§ **BRIEF 1**
Copy the rows from the line with "List all visible" up to and including the line with "symbol-value: ES H19=2 [110, 16, 187, 34]", keeping them word for word. Leave the pictures out.

§ **TEXT BLOCK**
Indicate the channel that will be segmented. If the channel contains cytoplasmic structures, it should be associated with the cyto and cyto2 pretrained models. If it contains nuclei, associate it with the nuclei model.

Segmentation of RGB images

  • ‘0’ means that cellpose will run on a grayscale combination of all channels.

  • ‘1’ stands for the first channel, corresponding to the red channel in an RGB image.

  • ‘2’ and ‘3’ correspond to the green and blue channels in an RGB image.

Segmentation of multi-channel image

  • Ignore the ‘red’, ‘green’, blue’ labels and rely on channel order (found under the image, near the slider).

§ **RECORDS PROVIDED**
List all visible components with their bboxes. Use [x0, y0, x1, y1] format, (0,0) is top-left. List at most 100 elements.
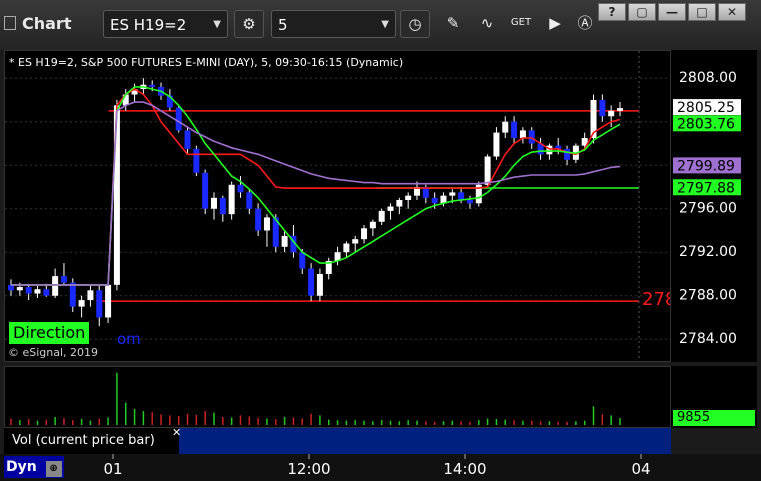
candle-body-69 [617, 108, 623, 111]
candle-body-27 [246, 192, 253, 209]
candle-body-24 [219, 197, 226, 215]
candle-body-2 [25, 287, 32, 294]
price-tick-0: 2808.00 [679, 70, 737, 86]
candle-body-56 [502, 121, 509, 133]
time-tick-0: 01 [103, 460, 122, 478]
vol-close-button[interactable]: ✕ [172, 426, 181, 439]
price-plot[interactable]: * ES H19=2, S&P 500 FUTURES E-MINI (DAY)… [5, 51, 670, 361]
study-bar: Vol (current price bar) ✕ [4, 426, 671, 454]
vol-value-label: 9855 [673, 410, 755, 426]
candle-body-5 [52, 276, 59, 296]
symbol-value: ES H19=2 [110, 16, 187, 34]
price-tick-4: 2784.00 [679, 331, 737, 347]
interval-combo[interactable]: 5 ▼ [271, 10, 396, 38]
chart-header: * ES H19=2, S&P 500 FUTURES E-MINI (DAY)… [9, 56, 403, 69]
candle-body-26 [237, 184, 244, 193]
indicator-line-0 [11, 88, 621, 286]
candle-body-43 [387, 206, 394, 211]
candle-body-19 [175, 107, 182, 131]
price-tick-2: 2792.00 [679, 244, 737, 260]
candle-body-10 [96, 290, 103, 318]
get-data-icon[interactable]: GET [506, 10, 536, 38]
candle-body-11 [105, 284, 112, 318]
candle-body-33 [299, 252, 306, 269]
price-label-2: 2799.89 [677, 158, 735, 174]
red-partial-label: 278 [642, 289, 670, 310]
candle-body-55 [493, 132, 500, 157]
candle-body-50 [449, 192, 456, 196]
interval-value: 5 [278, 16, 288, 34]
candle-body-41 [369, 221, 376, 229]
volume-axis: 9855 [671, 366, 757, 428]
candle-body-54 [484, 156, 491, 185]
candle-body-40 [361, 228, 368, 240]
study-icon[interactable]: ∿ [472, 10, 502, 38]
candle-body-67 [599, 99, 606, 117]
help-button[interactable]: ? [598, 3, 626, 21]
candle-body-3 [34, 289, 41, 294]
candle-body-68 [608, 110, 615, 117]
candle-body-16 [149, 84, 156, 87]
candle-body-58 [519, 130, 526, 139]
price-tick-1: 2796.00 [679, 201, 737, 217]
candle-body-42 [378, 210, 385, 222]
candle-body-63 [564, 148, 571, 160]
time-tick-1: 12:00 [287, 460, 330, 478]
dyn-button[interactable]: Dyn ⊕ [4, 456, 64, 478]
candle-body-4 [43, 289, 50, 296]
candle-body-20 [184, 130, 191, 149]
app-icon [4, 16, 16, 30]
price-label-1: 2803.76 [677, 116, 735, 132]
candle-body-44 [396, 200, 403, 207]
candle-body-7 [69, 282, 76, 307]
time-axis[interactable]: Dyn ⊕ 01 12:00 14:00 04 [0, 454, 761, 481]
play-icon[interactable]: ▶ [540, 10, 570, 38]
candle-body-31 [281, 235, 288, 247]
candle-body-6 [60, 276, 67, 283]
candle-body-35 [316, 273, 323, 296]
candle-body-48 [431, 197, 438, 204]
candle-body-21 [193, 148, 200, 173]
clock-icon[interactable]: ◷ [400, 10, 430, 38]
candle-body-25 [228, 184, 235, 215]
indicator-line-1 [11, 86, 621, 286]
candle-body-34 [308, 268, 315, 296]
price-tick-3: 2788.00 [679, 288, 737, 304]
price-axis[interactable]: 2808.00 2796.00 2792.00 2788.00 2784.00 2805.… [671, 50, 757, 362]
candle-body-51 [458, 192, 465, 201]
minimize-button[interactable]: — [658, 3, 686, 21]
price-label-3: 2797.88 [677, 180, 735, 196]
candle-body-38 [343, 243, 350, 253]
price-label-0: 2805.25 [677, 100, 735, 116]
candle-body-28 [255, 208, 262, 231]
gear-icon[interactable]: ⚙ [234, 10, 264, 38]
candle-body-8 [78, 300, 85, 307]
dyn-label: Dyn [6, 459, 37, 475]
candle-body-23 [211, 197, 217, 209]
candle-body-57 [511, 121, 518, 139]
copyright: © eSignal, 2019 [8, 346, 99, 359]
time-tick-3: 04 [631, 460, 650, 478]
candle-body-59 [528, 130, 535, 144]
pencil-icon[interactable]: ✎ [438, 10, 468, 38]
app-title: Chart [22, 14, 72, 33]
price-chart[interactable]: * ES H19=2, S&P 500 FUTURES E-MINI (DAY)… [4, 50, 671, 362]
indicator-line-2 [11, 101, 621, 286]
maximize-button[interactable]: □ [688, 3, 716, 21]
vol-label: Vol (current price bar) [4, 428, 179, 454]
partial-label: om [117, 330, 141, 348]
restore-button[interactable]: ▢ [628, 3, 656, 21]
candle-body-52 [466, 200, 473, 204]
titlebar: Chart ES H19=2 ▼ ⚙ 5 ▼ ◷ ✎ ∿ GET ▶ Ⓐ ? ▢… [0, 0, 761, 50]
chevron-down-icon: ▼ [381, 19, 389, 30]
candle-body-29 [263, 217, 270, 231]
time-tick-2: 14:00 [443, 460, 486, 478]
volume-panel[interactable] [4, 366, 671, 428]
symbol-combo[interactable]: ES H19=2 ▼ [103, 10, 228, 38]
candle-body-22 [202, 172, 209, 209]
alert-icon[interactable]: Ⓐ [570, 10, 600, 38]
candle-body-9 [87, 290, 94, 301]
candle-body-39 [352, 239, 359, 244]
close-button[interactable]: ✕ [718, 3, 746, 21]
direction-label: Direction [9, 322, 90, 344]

* * *

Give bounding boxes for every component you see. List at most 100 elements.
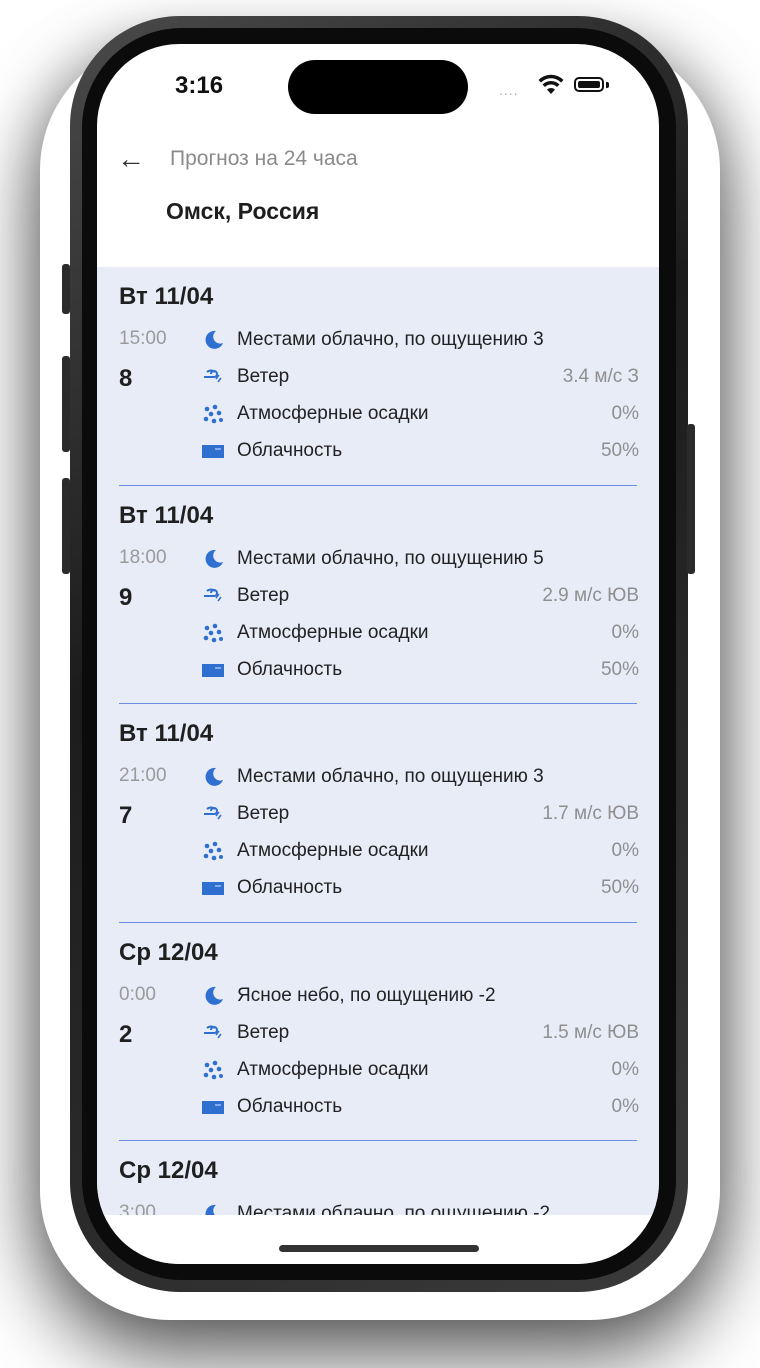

§ **BRIEF 2**
Name every pretrained model that the text on channel segmentation mentions.

§ **TASK ANSWER 1**
List all visible components with their bboxes. Use [x0, y0, x1, y1] format, (0,0) is top-left. List at most 100 elements.
candle-body-69 [617, 108, 623, 111]
candle-body-27 [246, 192, 253, 209]
candle-body-24 [219, 197, 226, 215]
candle-body-2 [25, 287, 32, 294]
price-tick-0: 2808.00 [679, 70, 737, 86]
candle-body-56 [502, 121, 509, 133]
time-tick-0: 01 [103, 460, 122, 478]
vol-close-button[interactable]: ✕ [172, 426, 181, 439]
price-plot[interactable]: * ES H19=2, S&P 500 FUTURES E-MINI (DAY)… [5, 51, 670, 361]
study-bar: Vol (current price bar) ✕ [4, 426, 671, 454]
vol-value-label: 9855 [673, 410, 755, 426]
candle-body-5 [52, 276, 59, 296]
symbol-value: ES H19=2 [110, 16, 187, 34]

§ **TASK ANSWER 2**
cyto
cyto2
nuclei